◆ WHAT THE EXERCISE ASKS ◆
Quote every entry word for word.

# start of MATERIAL PROVIDED

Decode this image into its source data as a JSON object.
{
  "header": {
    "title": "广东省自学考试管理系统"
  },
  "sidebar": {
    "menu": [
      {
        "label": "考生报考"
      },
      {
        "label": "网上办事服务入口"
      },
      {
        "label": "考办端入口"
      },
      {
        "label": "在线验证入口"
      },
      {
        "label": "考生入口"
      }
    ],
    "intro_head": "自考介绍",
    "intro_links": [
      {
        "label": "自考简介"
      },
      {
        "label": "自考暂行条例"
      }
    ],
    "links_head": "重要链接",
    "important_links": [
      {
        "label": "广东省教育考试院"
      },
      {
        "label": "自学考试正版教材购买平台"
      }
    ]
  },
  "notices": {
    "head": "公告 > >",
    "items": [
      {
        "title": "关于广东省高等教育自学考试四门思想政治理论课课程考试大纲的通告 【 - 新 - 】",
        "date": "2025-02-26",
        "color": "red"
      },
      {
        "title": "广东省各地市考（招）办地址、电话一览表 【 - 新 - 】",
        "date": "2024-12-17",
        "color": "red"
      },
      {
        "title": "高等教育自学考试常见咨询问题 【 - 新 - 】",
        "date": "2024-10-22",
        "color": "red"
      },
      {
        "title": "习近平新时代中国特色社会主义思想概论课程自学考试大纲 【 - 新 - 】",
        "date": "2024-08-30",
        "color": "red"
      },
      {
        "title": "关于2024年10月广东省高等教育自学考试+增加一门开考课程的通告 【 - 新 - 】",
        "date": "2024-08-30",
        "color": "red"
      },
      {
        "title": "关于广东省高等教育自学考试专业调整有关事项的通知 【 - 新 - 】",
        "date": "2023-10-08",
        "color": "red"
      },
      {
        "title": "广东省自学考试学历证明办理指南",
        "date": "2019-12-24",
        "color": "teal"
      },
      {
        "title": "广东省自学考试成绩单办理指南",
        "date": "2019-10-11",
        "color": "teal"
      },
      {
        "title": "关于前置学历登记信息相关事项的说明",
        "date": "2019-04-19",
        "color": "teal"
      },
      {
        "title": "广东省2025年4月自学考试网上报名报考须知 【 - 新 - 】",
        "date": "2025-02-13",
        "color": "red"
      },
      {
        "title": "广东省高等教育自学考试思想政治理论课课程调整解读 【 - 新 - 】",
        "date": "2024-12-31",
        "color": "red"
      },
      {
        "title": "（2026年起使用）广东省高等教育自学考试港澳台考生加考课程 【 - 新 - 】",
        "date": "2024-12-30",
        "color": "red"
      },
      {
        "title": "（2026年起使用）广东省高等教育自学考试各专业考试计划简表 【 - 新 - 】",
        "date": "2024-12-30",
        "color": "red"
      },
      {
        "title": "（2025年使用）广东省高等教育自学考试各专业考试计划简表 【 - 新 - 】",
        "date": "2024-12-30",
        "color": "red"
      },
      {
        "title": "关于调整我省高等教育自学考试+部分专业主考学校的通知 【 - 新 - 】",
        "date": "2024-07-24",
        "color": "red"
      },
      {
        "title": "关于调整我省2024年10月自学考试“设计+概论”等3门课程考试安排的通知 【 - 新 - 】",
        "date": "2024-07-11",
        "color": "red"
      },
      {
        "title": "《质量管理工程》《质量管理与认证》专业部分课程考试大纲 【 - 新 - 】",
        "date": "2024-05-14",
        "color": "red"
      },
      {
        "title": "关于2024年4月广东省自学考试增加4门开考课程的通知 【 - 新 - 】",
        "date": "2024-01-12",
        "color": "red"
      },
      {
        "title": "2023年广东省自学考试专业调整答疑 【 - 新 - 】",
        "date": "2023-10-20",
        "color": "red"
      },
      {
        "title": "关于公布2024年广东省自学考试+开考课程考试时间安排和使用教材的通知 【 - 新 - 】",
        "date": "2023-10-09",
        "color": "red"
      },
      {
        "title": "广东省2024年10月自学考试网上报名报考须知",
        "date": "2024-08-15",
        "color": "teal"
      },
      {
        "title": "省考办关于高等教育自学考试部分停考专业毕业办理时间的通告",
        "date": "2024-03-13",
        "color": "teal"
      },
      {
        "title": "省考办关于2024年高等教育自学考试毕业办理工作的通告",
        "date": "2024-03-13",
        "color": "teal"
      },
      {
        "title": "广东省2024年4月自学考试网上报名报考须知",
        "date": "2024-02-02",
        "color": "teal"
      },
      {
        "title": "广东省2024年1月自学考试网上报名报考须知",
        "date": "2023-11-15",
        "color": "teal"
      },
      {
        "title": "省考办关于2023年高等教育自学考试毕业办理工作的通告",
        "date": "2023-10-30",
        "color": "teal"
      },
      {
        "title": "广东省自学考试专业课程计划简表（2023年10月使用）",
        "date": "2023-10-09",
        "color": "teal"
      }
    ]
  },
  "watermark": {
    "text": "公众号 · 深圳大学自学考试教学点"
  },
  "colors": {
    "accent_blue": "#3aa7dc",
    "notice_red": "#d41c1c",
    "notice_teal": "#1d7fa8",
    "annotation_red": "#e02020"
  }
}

# end of MATERIAL PROVIDED

◆ OUTPUT OF THE EXERCISE ◆
Decode this image into its source data as a JSON object.
{
  "header": {
    "title": "广东省自学考试管理系统"
  },
  "sidebar": {
    "menu": [
      {
        "label": "考生报考"
      },
      {
        "label": "网上办事服务入口"
      },
      {
        "label": "考办端入口"
      },
      {
        "label": "在线验证入口"
      },
      {
        "label": "考生入口"
      }
    ],
    "intro_head": "自考介绍",
    "intro_links": [
      {
        "label": "自考简介"
      },
      {
        "label": "自考暂行条例"
      }
    ],
    "links_head": "重要链接",
    "important_links": [
      {
        "label": "广东省教育考试院"
      },
      {
        "label": "自学考试正版教材购买平台"
      }
    ]
  },
  "notices": {
    "head": "公告 > >",
    "items": [
      {
        "title": "关于广东省高等教育自学考试四门思想政治理论课课程考试大纲的通告 【 - 新 - 】",
        "date": "2025-02-26",
        "color": "red"
      },
      {
        "title": "广东省各地市考（招）办地址、电话一览表 【 - 新 - 】",
        "date": "2024-12-17",
        "color": "red"
      },
      {
        "title": "高等教育自学考试常见咨询问题 【 - 新 - 】",
        "date": "2024-10-22",
        "color": "red"
      },
      {
        "title": "习近平新时代中国特色社会主义思想概论课程自学考试大纲 【 - 新 - 】",
        "date": "2024-08-30",
        "color": "red"
      },
      {
        "title": "关于2024年10月广东省高等教育自学考试+增加一门开考课程的通告 【 - 新 - 】",
        "date": "2024-08-30",
        "color": "red"
      },
      {
        "title": "关于广东省高等教育自学考试专业调整有关事项的通知 【 - 新 - 】",
        "date": "2023-10-08",
        "color": "red"
      },
      {
        "title": "广东省自学考试学历证明办理指南",
        "date": "2019-12-24",
        "color": "teal"
      },
      {
        "title": "广东省自学考试成绩单办理指南",
        "date": "2019-10-11",
        "color": "teal"
      },
      {
        "title": "关于前置学历登记信息相关事项的说明",
        "date": "2019-04-19",
        "color": "teal"
      },
      {
        "title": "广东省2025年4月自学考试网上报名报考须知 【 - 新 - 】",
        "date": "2025-02-13",
        "color": "red"
      },
      {
        "title": "广东省高等教育自学考试思想政治理论课课程调整解读 【 - 新 - 】",
        "date": "2024-12-31",
        "color": "red"
      },
      {
        "title": "（2026年起使用）广东省高等教育自学考试港澳台考生加考课程 【 - 新 - 】",
        "date": "2024-12-30",
        "color": "red"
      },
      {
        "title": "（2026年起使用）广东省高等教育自学考试各专业考试计划简表 【 - 新 - 】",
        "date": "2024-12-30",
        "color": "red"
      },
      {
        "title": "（2025年使用）广东省高等教育自学考试各专业考试计划简表 【 - 新 - 】",
        "date": "2024-12-30",
        "color": "red"
      },
      {
        "title": "关于调整我省高等教育自学考试+部分专业主考学校的通知 【 - 新 - 】",
        "date": "2024-07-24",
        "color": "red"
      },
      {
        "title": "关于调整我省2024年10月自学考试“设计+概论”等3门课程考试安排的通知 【 - 新 - 】",
        "date": "2024-07-11",
        "color": "red"
      },
      {
        "title": "《质量管理工程》《质量管理与认证》专业部分课程考试大纲 【 - 新 - 】",
        "date": "2024-05-14",
        "color": "red"
      },
      {
        "title": "关于2024年4月广东省自学考试增加4门开考课程的通知 【 - 新 - 】",
        "date": "2024-01-12",
        "color": "red"
      },
      {
        "title": "2023年广东省自学考试专业调整答疑 【 - 新 - 】",
        "date": "2023-10-20",
        "color": "red"
      },
      {
        "title": "关于公布2024年广东省自学考试+开考课程考试时间安排和使用教材的通知 【 - 新 - 】",
        "date": "2023-10-09",
        "color": "red"
      },
      {
        "title": "广东省2024年10月自学考试网上报名报考须知",
        "date": "2024-08-15",
        "color": "teal"
      },
      {
        "title": "省考办关于高等教育自学考试部分停考专业毕业办理时间的通告",
        "date": "2024-03-13",
        "color": "teal"
      },
      {
        "title": "省考办关于2024年高等教育自学考试毕业办理工作的通告",
        "date": "2024-03-13",
        "color": "teal"
      },
      {
        "title": "广东省2024年4月自学考试网上报名报考须知",
        "date": "2024-02-02",
        "color": "teal"
      },
      {
        "title": "广东省2024年1月自学考试网上报名报考须知",
        "date": "2023-11-15",
        "color": "teal"
      },
      {
        "title": "省考办关于2023年高等教育自学考试毕业办理工作的通告",
        "date": "2023-10-30",
        "color": "teal"
      },
      {
        "title": "广东省自学考试专业课程计划简表（2023年10月使用）",
        "date": "2023-10-09",
        "color": "teal"
      }
    ]
  },
  "watermark": {
    "text": "公众号 · 深圳大学自学考试教学点"
  },
  "colors": {
    "accent_blue": "#3aa7dc",
    "notice_red": "#d41c1c",
    "notice_teal": "#1d7fa8",
    "annotation_red": "#e02020"
  }
}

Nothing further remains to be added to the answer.